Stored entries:
* start *
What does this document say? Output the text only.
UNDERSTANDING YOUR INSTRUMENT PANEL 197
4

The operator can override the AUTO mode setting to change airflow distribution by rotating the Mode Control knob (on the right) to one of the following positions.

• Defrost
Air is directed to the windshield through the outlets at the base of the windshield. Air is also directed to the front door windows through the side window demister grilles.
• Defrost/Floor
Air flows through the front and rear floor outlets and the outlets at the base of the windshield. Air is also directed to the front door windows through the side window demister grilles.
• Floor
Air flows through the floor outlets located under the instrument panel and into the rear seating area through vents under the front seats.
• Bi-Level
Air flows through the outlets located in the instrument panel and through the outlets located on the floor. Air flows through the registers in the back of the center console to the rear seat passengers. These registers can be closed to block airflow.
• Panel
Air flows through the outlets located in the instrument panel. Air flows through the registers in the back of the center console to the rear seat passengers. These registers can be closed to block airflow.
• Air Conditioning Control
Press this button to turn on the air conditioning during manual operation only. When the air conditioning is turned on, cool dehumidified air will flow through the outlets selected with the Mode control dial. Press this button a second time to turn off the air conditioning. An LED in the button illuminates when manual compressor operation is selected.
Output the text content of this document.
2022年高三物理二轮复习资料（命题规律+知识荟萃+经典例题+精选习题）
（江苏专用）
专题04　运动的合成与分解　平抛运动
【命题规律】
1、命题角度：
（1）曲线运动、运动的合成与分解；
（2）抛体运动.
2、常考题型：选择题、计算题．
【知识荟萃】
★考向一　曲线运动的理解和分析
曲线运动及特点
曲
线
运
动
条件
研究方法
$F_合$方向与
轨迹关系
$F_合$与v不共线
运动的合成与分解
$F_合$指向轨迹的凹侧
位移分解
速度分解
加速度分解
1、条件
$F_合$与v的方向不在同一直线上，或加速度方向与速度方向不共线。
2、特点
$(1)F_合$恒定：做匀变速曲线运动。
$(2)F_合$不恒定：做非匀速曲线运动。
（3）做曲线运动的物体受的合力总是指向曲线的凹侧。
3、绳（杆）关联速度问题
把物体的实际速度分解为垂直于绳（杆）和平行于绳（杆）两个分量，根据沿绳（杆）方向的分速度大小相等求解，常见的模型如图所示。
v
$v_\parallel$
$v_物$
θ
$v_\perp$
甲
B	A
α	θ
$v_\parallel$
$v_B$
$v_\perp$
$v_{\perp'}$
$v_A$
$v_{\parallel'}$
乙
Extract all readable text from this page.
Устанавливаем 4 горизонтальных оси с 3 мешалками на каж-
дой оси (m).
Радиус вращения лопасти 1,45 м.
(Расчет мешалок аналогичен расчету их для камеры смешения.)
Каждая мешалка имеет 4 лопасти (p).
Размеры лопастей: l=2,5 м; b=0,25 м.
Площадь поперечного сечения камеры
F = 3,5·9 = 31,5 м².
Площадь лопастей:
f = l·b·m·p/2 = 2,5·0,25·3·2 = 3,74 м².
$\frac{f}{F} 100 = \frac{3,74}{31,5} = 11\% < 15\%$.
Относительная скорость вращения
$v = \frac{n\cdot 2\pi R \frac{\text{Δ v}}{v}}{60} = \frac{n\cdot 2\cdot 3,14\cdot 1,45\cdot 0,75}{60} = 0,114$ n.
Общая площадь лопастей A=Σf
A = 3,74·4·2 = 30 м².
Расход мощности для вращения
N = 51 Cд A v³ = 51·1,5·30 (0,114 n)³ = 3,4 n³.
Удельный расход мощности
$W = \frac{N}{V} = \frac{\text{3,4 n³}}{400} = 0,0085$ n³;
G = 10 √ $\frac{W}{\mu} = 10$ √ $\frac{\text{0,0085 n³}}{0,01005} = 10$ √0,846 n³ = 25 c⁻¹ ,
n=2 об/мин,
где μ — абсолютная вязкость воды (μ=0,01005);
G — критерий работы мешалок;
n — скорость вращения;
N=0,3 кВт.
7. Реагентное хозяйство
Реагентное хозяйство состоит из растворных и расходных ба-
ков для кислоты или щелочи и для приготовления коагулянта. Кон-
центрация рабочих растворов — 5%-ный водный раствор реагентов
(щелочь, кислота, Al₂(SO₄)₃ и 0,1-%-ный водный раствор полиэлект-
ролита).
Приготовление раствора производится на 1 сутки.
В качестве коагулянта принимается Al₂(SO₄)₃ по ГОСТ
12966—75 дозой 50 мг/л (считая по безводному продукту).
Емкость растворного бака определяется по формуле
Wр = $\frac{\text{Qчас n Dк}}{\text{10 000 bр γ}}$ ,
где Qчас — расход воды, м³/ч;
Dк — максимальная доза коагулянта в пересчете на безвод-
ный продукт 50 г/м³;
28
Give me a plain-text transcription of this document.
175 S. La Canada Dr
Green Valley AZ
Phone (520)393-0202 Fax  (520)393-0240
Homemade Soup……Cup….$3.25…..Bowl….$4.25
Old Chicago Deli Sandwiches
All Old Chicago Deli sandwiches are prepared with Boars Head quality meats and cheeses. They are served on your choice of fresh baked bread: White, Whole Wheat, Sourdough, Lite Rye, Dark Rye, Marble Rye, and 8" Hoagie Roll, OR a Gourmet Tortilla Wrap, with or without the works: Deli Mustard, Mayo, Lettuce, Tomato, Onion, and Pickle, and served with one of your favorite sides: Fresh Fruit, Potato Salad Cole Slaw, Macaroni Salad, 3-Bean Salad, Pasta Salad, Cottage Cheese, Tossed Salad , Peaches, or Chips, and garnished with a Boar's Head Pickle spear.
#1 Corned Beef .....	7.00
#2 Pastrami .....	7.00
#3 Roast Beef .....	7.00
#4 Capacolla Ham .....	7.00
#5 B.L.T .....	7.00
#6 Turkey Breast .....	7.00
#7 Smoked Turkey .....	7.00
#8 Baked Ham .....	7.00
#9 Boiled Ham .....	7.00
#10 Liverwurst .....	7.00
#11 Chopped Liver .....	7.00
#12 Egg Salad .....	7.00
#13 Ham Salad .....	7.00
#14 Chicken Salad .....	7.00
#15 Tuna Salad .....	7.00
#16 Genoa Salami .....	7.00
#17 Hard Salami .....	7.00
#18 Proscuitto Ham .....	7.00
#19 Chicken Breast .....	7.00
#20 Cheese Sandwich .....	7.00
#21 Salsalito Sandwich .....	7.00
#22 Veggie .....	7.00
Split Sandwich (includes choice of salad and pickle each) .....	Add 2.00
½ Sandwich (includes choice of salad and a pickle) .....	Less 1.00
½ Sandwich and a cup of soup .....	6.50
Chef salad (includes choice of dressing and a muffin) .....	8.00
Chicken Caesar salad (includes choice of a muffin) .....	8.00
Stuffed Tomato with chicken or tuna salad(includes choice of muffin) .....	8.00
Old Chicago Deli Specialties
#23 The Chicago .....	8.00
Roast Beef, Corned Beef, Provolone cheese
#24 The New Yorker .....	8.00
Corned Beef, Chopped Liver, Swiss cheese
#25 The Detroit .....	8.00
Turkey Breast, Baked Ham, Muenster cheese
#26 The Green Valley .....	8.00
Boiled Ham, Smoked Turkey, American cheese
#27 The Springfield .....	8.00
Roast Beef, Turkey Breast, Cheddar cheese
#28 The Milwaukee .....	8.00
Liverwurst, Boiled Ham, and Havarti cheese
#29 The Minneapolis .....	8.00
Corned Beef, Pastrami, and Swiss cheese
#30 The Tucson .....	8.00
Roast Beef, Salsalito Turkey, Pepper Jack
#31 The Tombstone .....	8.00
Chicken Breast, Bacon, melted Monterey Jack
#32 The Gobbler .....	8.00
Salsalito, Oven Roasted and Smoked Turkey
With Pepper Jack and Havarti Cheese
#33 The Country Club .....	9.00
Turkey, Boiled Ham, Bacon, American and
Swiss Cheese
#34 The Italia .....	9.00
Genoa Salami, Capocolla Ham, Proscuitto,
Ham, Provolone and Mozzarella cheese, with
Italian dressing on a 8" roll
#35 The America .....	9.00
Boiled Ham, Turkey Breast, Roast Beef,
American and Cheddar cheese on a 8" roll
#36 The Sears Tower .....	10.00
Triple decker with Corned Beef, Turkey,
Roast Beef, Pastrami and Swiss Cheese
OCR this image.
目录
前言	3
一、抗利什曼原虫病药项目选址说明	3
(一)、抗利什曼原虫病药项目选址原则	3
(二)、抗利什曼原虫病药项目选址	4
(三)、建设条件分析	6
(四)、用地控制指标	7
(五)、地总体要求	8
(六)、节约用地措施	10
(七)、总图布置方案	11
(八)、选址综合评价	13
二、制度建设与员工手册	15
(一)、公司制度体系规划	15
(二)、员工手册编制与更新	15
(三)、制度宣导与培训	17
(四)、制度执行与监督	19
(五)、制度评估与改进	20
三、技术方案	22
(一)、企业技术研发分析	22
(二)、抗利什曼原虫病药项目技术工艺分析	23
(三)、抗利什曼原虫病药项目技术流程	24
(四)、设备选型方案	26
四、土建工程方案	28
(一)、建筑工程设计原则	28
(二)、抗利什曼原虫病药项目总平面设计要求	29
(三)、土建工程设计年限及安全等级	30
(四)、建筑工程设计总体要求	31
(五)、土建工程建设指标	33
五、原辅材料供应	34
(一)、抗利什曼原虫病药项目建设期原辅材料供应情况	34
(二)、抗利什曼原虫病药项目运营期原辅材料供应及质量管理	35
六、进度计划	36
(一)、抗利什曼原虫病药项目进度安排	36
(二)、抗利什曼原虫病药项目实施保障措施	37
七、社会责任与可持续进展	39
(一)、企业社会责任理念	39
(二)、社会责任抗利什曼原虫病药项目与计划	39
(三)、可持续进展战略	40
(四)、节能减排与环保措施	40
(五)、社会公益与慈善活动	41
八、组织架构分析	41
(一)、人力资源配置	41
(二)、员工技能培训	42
* end *
● **Problem requirements**:
Only lines with the word "коагулянта" are wanted, so copy each one from the records.

● **Answer for this exercise**:
ков для кислоты или щелочи и для приготовления коагулянта. Кон-
В качестве коагулянта принимается Al₂(SO₄)₃ по ГОСТ
Dк — максимальная доза коагулянта в пересчете на безвод-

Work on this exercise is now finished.